▸ **Given records**
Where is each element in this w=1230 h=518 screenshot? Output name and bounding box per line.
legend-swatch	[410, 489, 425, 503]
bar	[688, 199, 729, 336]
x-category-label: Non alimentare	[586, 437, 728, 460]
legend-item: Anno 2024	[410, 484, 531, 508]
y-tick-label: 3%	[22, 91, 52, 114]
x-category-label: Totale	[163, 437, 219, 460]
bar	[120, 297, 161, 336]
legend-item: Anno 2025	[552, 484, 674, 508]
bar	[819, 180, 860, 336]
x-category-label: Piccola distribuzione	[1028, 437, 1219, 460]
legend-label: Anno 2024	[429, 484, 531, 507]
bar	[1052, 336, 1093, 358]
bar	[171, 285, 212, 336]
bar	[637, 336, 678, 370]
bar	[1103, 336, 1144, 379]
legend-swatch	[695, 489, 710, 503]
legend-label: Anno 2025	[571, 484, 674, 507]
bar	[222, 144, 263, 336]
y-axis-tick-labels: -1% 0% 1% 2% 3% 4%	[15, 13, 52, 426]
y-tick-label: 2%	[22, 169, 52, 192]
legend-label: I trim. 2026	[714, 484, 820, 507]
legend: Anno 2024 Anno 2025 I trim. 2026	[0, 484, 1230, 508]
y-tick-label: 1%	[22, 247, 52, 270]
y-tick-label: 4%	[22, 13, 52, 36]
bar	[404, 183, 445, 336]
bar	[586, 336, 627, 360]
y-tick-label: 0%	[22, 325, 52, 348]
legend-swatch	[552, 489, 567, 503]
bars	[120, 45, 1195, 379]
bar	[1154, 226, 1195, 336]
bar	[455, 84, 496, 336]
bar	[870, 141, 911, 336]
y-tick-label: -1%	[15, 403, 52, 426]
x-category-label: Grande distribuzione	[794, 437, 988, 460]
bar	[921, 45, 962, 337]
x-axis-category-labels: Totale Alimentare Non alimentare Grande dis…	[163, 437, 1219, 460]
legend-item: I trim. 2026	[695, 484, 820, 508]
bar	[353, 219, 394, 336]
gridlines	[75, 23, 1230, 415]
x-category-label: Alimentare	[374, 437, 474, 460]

▸ **What is expected**
Reproduce all of the lines above word for word, leaving nothing out and changing nothing.

▸ **Reply to the task**
Where is each element in this w=1230 h=518 screenshot? Output name and bounding box per line.
legend-swatch	[410, 489, 425, 503]
bar	[688, 199, 729, 336]
x-category-label: Non alimentare	[586, 437, 728, 460]
legend-item: Anno 2024	[410, 484, 531, 508]
y-tick-label: 3%	[22, 91, 52, 114]
x-category-label: Totale	[163, 437, 219, 460]
bar	[120, 297, 161, 336]
legend-item: Anno 2025	[552, 484, 674, 508]
bar	[819, 180, 860, 336]
x-category-label: Piccola distribuzione	[1028, 437, 1219, 460]
legend-label: Anno 2024	[429, 484, 531, 507]
bar	[1052, 336, 1093, 358]
bar	[171, 285, 212, 336]
bar	[637, 336, 678, 370]
bar	[1103, 336, 1144, 379]
legend-swatch	[695, 489, 710, 503]
legend-label: Anno 2025	[571, 484, 674, 507]
bar	[222, 144, 263, 336]
y-axis-tick-labels: -1% 0% 1% 2% 3% 4%	[15, 13, 52, 426]
y-tick-label: 2%	[22, 169, 52, 192]
legend-label: I trim. 2026	[714, 484, 820, 507]
legend: Anno 2024 Anno 2025 I trim. 2026	[0, 484, 1230, 508]
y-tick-label: 1%	[22, 247, 52, 270]
y-tick-label: 4%	[22, 13, 52, 36]
bar	[404, 183, 445, 336]
bar	[586, 336, 627, 360]
y-tick-label: 0%	[22, 325, 52, 348]
legend-swatch	[552, 489, 567, 503]
bars	[120, 45, 1195, 379]
bar	[1154, 226, 1195, 336]
bar	[455, 84, 496, 336]
bar	[870, 141, 911, 336]
y-tick-label: -1%	[15, 403, 52, 426]
x-category-label: Grande distribuzione	[794, 437, 988, 460]
bar	[921, 45, 962, 337]
x-axis-category-labels: Totale Alimentare Non alimentare Grande dis…	[163, 437, 1219, 460]
legend-item: I trim. 2026	[695, 484, 820, 508]
bar	[353, 219, 394, 336]
gridlines	[75, 23, 1230, 415]
x-category-label: Alimentare	[374, 437, 474, 460]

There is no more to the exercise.